→ Records from a collection:

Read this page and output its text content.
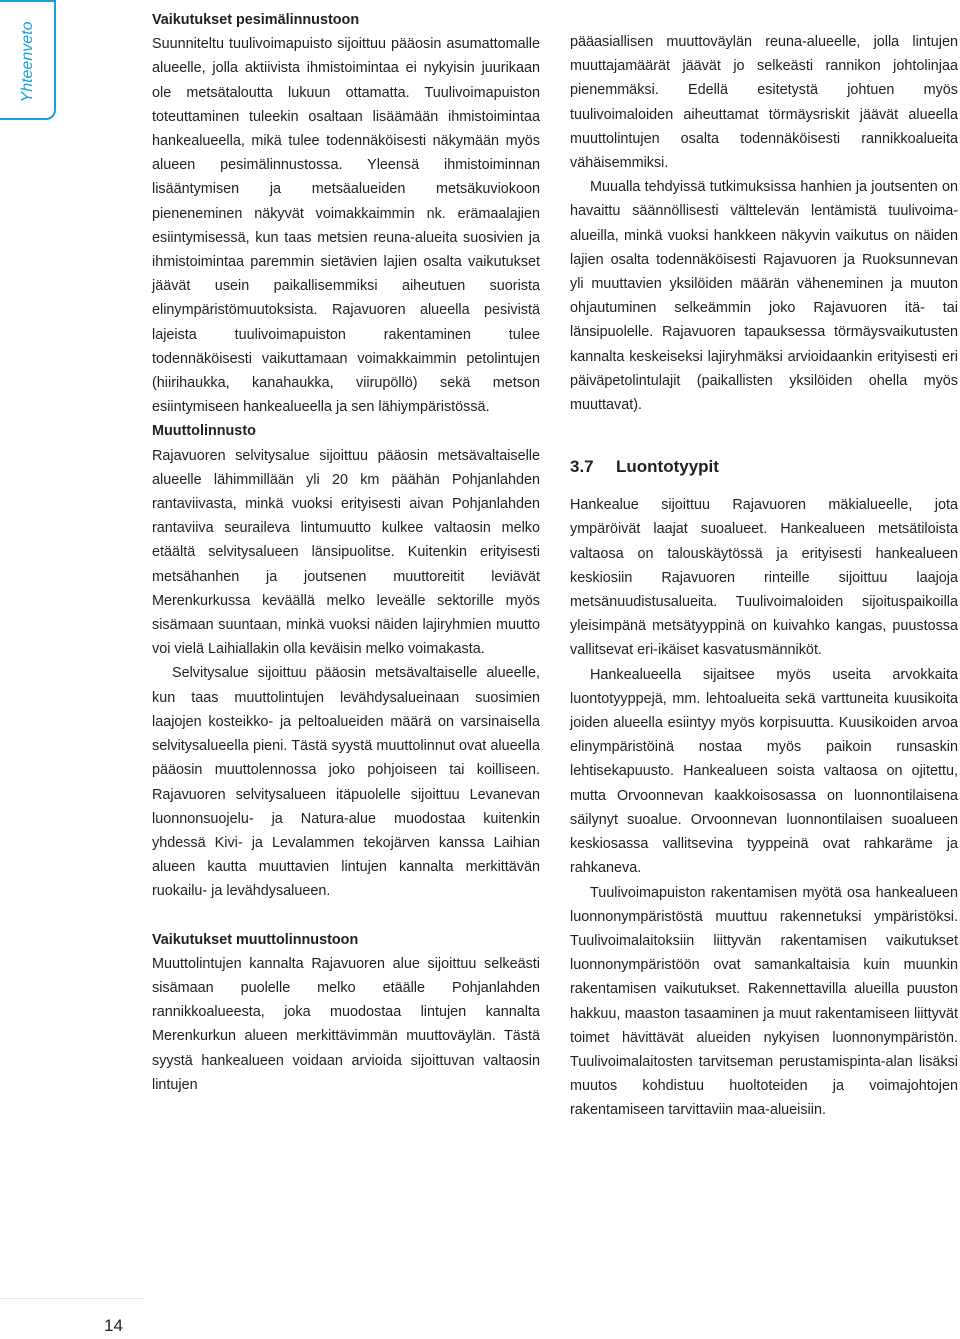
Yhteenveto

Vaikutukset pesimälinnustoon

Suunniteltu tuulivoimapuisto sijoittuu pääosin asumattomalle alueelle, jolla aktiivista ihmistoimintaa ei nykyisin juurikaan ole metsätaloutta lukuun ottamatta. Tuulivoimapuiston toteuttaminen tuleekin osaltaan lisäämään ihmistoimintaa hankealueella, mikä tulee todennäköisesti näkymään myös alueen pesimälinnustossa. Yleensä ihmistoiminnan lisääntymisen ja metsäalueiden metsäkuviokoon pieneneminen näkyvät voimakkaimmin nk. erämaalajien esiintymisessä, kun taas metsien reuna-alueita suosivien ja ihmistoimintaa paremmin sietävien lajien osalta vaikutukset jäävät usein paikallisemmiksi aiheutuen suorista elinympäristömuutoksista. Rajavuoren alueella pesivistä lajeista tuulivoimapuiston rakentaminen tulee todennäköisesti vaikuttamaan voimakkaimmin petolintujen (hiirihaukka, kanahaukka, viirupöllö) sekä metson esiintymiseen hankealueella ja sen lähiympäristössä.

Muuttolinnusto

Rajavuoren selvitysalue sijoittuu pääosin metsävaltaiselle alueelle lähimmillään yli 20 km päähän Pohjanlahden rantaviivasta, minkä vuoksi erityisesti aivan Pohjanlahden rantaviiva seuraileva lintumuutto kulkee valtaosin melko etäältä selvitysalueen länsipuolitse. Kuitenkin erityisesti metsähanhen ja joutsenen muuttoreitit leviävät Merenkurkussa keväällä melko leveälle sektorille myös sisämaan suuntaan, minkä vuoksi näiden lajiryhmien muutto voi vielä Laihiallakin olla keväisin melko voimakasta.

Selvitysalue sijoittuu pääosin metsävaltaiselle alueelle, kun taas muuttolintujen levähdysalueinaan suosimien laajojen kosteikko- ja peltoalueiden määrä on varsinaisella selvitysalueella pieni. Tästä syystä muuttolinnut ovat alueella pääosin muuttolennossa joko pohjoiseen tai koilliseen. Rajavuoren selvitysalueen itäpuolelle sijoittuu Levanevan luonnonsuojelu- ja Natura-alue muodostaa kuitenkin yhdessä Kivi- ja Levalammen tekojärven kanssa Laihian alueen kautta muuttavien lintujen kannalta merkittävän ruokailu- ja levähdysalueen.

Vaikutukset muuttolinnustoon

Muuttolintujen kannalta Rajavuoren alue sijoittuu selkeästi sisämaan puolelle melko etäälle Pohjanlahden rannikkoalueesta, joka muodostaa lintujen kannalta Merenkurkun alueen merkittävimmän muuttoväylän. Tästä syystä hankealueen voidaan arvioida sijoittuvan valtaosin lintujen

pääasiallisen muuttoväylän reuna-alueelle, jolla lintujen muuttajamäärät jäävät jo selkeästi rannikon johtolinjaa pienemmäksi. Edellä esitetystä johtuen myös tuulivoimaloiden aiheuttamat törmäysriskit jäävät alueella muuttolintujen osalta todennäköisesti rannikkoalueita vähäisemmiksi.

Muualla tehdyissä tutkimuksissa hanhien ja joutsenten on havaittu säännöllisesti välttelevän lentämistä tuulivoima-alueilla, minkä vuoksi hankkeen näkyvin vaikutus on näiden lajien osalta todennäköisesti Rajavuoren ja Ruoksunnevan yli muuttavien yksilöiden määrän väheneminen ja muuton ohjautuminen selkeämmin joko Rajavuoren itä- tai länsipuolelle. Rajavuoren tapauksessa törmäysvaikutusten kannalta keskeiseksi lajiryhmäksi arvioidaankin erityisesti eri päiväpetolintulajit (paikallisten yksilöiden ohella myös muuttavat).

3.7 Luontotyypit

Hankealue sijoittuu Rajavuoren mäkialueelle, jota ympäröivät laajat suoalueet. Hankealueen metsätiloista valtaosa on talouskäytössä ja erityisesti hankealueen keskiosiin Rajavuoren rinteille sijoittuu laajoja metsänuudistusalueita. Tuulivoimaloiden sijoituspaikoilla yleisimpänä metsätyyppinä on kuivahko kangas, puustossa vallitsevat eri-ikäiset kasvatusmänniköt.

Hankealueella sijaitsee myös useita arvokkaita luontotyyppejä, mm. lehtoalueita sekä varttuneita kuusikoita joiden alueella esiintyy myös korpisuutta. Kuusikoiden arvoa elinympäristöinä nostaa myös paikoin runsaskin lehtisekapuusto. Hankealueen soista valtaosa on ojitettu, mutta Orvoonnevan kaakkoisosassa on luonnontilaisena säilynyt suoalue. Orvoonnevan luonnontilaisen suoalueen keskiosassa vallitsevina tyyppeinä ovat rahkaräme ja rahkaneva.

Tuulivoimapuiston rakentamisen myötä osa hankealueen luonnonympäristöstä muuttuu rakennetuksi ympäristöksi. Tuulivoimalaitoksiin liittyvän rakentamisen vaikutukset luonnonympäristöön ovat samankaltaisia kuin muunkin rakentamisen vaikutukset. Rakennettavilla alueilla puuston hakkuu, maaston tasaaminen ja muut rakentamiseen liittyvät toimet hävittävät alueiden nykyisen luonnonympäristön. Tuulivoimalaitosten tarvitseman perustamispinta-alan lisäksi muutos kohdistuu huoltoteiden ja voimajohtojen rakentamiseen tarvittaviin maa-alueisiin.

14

→ Do this:
Write every record out again exactly; no pictures belong in the copy.

→ Full solution:
Read this page and output its text content.
Yhteenveto

Vaikutukset pesimälinnustoon

Suunniteltu tuulivoimapuisto sijoittuu pääosin asumattomalle alueelle, jolla aktiivista ihmistoimintaa ei nykyisin juurikaan ole metsätaloutta lukuun ottamatta. Tuulivoimapuiston toteuttaminen tuleekin osaltaan lisäämään ihmistoimintaa hankealueella, mikä tulee todennäköisesti näkymään myös alueen pesimälinnustossa. Yleensä ihmistoiminnan lisääntymisen ja metsäalueiden metsäkuviokoon pieneneminen näkyvät voimakkaimmin nk. erämaalajien esiintymisessä, kun taas metsien reuna-alueita suosivien ja ihmistoimintaa paremmin sietävien lajien osalta vaikutukset jäävät usein paikallisemmiksi aiheutuen suorista elinympäristömuutoksista. Rajavuoren alueella pesivistä lajeista tuulivoimapuiston rakentaminen tulee todennäköisesti vaikuttamaan voimakkaimmin petolintujen (hiirihaukka, kanahaukka, viirupöllö) sekä metson esiintymiseen hankealueella ja sen lähiympäristössä.

Muuttolinnusto

Rajavuoren selvitysalue sijoittuu pääosin metsävaltaiselle alueelle lähimmillään yli 20 km päähän Pohjanlahden rantaviivasta, minkä vuoksi erityisesti aivan Pohjanlahden rantaviiva seuraileva lintumuutto kulkee valtaosin melko etäältä selvitysalueen länsipuolitse. Kuitenkin erityisesti metsähanhen ja joutsenen muuttoreitit leviävät Merenkurkussa keväällä melko leveälle sektorille myös sisämaan suuntaan, minkä vuoksi näiden lajiryhmien muutto voi vielä Laihiallakin olla keväisin melko voimakasta.

Selvitysalue sijoittuu pääosin metsävaltaiselle alueelle, kun taas muuttolintujen levähdysalueinaan suosimien laajojen kosteikko- ja peltoalueiden määrä on varsinaisella selvitysalueella pieni. Tästä syystä muuttolinnut ovat alueella pääosin muuttolennossa joko pohjoiseen tai koilliseen. Rajavuoren selvitysalueen itäpuolelle sijoittuu Levanevan luonnonsuojelu- ja Natura-alue muodostaa kuitenkin yhdessä Kivi- ja Levalammen tekojärven kanssa Laihian alueen kautta muuttavien lintujen kannalta merkittävän ruokailu- ja levähdysalueen.

Vaikutukset muuttolinnustoon

Muuttolintujen kannalta Rajavuoren alue sijoittuu selkeästi sisämaan puolelle melko etäälle Pohjanlahden rannikkoalueesta, joka muodostaa lintujen kannalta Merenkurkun alueen merkittävimmän muuttoväylän. Tästä syystä hankealueen voidaan arvioida sijoittuvan valtaosin lintujen

pääasiallisen muuttoväylän reuna-alueelle, jolla lintujen muuttajamäärät jäävät jo selkeästi rannikon johtolinjaa pienemmäksi. Edellä esitetystä johtuen myös tuulivoimaloiden aiheuttamat törmäysriskit jäävät alueella muuttolintujen osalta todennäköisesti rannikkoalueita vähäisemmiksi.

Muualla tehdyissä tutkimuksissa hanhien ja joutsenten on havaittu säännöllisesti välttelevän lentämistä tuulivoima-alueilla, minkä vuoksi hankkeen näkyvin vaikutus on näiden lajien osalta todennäköisesti Rajavuoren ja Ruoksunnevan yli muuttavien yksilöiden määrän väheneminen ja muuton ohjautuminen selkeämmin joko Rajavuoren itä- tai länsipuolelle. Rajavuoren tapauksessa törmäysvaikutusten kannalta keskeiseksi lajiryhmäksi arvioidaankin erityisesti eri päiväpetolintulajit (paikallisten yksilöiden ohella myös muuttavat).

3.7 Luontotyypit

Hankealue sijoittuu Rajavuoren mäkialueelle, jota ympäröivät laajat suoalueet. Hankealueen metsätiloista valtaosa on talouskäytössä ja erityisesti hankealueen keskiosiin Rajavuoren rinteille sijoittuu laajoja metsänuudistusalueita. Tuulivoimaloiden sijoituspaikoilla yleisimpänä metsätyyppinä on kuivahko kangas, puustossa vallitsevat eri-ikäiset kasvatusmänniköt.

Hankealueella sijaitsee myös useita arvokkaita luontotyyppejä, mm. lehtoalueita sekä varttuneita kuusikoita joiden alueella esiintyy myös korpisuutta. Kuusikoiden arvoa elinympäristöinä nostaa myös paikoin runsaskin lehtisekapuusto. Hankealueen soista valtaosa on ojitettu, mutta Orvoonnevan kaakkoisosassa on luonnontilaisena säilynyt suoalue. Orvoonnevan luonnontilaisen suoalueen keskiosassa vallitsevina tyyppeinä ovat rahkaräme ja rahkaneva.

Tuulivoimapuiston rakentamisen myötä osa hankealueen luonnonympäristöstä muuttuu rakennetuksi ympäristöksi. Tuulivoimalaitoksiin liittyvän rakentamisen vaikutukset luonnonympäristöön ovat samankaltaisia kuin muunkin rakentamisen vaikutukset. Rakennettavilla alueilla puuston hakkuu, maaston tasaaminen ja muut rakentamiseen liittyvät toimet hävittävät alueiden nykyisen luonnonympäristön. Tuulivoimalaitosten tarvitseman perustamispinta-alan lisäksi muutos kohdistuu huoltoteiden ja voimajohtojen rakentamiseen tarvittaviin maa-alueisiin.

14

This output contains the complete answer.